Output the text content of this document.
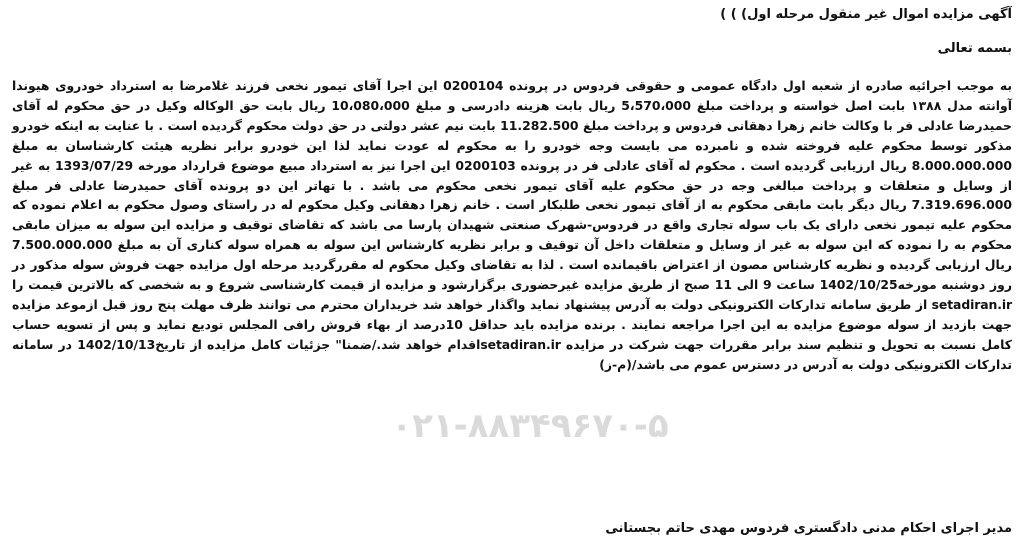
آگهی مزایده اموال غیر منقول مرحله اول) ) )
بسمه تعالی
به موجب اجرائیه صادره از شعبه اول دادگاه عمومی و حقوقی فردوس در پرونده 0200104 این اجرا آقای تیمور نخعی فرزند غلامرضا به استرداد خودروی هیوندا آوانته مدل ۱۳۸۸ بابت اصل خواسته و پرداخت مبلغ 5،570،000 ریال بابت هزینه دادرسی و مبلغ 10،080،000 ریال بابت حق الوکاله وکیل در حق محکوم له آقای حمیدرضا عادلی فر با وکالت خانم زهرا دهقانی فردوس و پرداخت مبلغ 11.282.500 بابت نیم عشر دولتی در حق دولت محکوم گردیده است . با عنایت به اینکه خودرو مذکور توسط محکوم علیه فروخته شده و نامبرده می بایست وجه خودرو را به محکوم له عودت نماید لذا این خودرو برابر نظریه هیئت کارشناسان به مبلغ 8.000.000.000 ریال ارزیابی گردیده است . محکوم له آقای عادلی فر در پرونده 0200103 این اجرا نیز به استرداد مبیع موضوع قرارداد مورخه 1393/07/29 به غیر از وسایل و متعلقات و پرداخت مبالغی وجه در حق محکوم علیه آقای تیمور نخعی محکوم می باشد . با تهاتر این دو پرونده آقای حمیدرضا عادلی فر مبلغ 7.319.696.000 ریال دیگر بابت مابقی محکوم به از آقای تیمور نخعی طلبکار است . خانم زهرا دهقانی وکیل محکوم له در راستای وصول محکوم به اعلام نموده که محکوم علیه تیمور نخعی دارای یک باب سوله تجاری واقع در فردوس-شهرک صنعتی شهیدان پارسا می باشد که تقاضای توقیف و مزایده این سوله به میزان مابقی محکوم به را نموده که این سوله به غیر از وسایل و متعلقات داخل آن توقیف و برابر نظریه کارشناس این سوله به همراه سوله کناری آن به مبلغ 7.500.000.000 ریال ارزیابی گردیده و نظریه کارشناس مصون از اعتراض باقیمانده است . لذا به تقاضای وکیل محکوم له مقررگردید مرحله اول مزایده جهت فروش سوله مذکور در روز دوشنبه مورخه1402/10/25 ساعت 9 الی 11 صبح از طریق مزایده غیرحضوری برگزارشود و مزایده از قیمت کارشناسی شروع و به شخصی که بالاترین قیمت را setadiran.ir از طریق سامانه تدارکات الکترونیکی دولت به آدرس پیشنهاد نماید واگذار خواهد شد خریداران محترم می توانند ظرف مهلت پنج روز قبل ازموعد مزایده جهت بازدید از سوله موضوع مزایده به این اجرا مراجعه نمایند . برنده مزایده باید حداقل 10درصد از بهاء فروش رافی المجلس تودیع نماید و پس از تسویه حساب کامل نسبت به تحویل و تنظیم سند برابر مقررات جهت شرکت در مزایده setadiran.irاقدام خواهد شد./ضمنا" جزئیات کامل مزایده از تاریخ1402/10/13 در سامانه تدارکات الکترونیکی دولت به آدرس در دسترس عموم می باشد/(م-ز)
۰۲۱-۸۸۳۴۹۶۷۰-۵
مدیر اجرای احکام مدنی دادگستری فردوس مهدی حاتم بجستانی
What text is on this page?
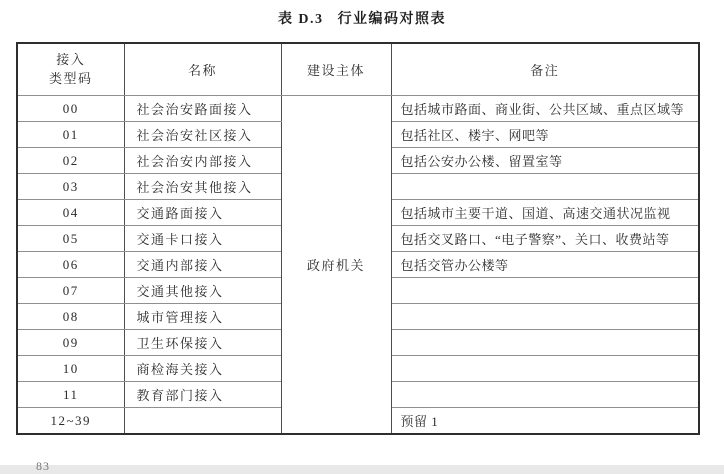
表 D.3 行业编码对照表
接入
类型码	名称	建设主体	备注
00	社会治安路面接入	政府机关	包括城市路面、商业街、公共区域、重点区域等
01	社会治安社区接入		包括社区、楼宇、网吧等
02	社会治安内部接入		包括公安办公楼、留置室等
03	社会治安其他接入		
04	交通路面接入		包括城市主要干道、国道、高速交通状况监视
05	交通卡口接入		包括交叉路口、“电子警察”、关口、收费站等
06	交通内部接入		包括交管办公楼等
07	交通其他接入		
08	城市管理接入		
09	卫生环保接入		
10	商检海关接入		
11	教育部门接入		
12~39			预留 1
83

### Instruction
Write out the records above exactly as they stand, leaving out every picture.

### Written solution
Output the text content of this document.
آگهی مزایده اموال غیر منقول مرحله اول) ) )
بسمه تعالی
به موجب اجرائیه صادره از شعبه اول دادگاه عمومی و حقوقی فردوس در پرونده 0200104 این اجرا آقای تیمور نخعی فرزند غلامرضا به استرداد خودروی هیوندا آوانته مدل ۱۳۸۸ بابت اصل خواسته و پرداخت مبلغ 5،570،000 ریال بابت هزینه دادرسی و مبلغ 10،080،000 ریال بابت حق الوکاله وکیل در حق محکوم له آقای حمیدرضا عادلی فر با وکالت خانم زهرا دهقانی فردوس و پرداخت مبلغ 11.282.500 بابت نیم عشر دولتی در حق دولت محکوم گردیده است . با عنایت به اینکه خودرو مذکور توسط محکوم علیه فروخته شده و نامبرده می بایست وجه خودرو را به محکوم له عودت نماید لذا این خودرو برابر نظریه هیئت کارشناسان به مبلغ 8.000.000.000 ریال ارزیابی گردیده است . محکوم له آقای عادلی فر در پرونده 0200103 این اجرا نیز به استرداد مبیع موضوع قرارداد مورخه 1393/07/29 به غیر از وسایل و متعلقات و پرداخت مبالغی وجه در حق محکوم علیه آقای تیمور نخعی محکوم می باشد . با تهاتر این دو پرونده آقای حمیدرضا عادلی فر مبلغ 7.319.696.000 ریال دیگر بابت مابقی محکوم به از آقای تیمور نخعی طلبکار است . خانم زهرا دهقانی وکیل محکوم له در راستای وصول محکوم به اعلام نموده که محکوم علیه تیمور نخعی دارای یک باب سوله تجاری واقع در فردوس-شهرک صنعتی شهیدان پارسا می باشد که تقاضای توقیف و مزایده این سوله به میزان مابقی محکوم به را نموده که این سوله به غیر از وسایل و متعلقات داخل آن توقیف و برابر نظریه کارشناس این سوله به همراه سوله کناری آن به مبلغ 7.500.000.000 ریال ارزیابی گردیده و نظریه کارشناس مصون از اعتراض باقیمانده است . لذا به تقاضای وکیل محکوم له مقررگردید مرحله اول مزایده جهت فروش سوله مذکور در روز دوشنبه مورخه1402/10/25 ساعت 9 الی 11 صبح از طریق مزایده غیرحضوری برگزارشود و مزایده از قیمت کارشناسی شروع و به شخصی که بالاترین قیمت را setadiran.ir از طریق سامانه تدارکات الکترونیکی دولت به آدرس پیشنهاد نماید واگذار خواهد شد خریداران محترم می توانند ظرف مهلت پنج روز قبل ازموعد مزایده جهت بازدید از سوله موضوع مزایده به این اجرا مراجعه نمایند . برنده مزایده باید حداقل 10درصد از بهاء فروش رافی المجلس تودیع نماید و پس از تسویه حساب کامل نسبت به تحویل و تنظیم سند برابر مقررات جهت شرکت در مزایده setadiran.irاقدام خواهد شد./ضمنا" جزئیات کامل مزایده از تاریخ1402/10/13 در سامانه تدارکات الکترونیکی دولت به آدرس در دسترس عموم می باشد/(م-ز)
۰۲۱-۸۸۳۴۹۶۷۰-۵
مدیر اجرای احکام مدنی دادگستری فردوس مهدی حاتم بجستانی
What text is on this page?
表 D.3 行业编码对照表
接入
类型码	名称	建设主体	备注
00	社会治安路面接入	政府机关	包括城市路面、商业街、公共区域、重点区域等
01	社会治安社区接入		包括社区、楼宇、网吧等
02	社会治安内部接入		包括公安办公楼、留置室等
03	社会治安其他接入		
04	交通路面接入		包括城市主要干道、国道、高速交通状况监视
05	交通卡口接入		包括交叉路口、“电子警察”、关口、收费站等
06	交通内部接入		包括交管办公楼等
07	交通其他接入		
08	城市管理接入		
09	卫生环保接入		
10	商检海关接入		
11	教育部门接入		
12~39			预留 1
83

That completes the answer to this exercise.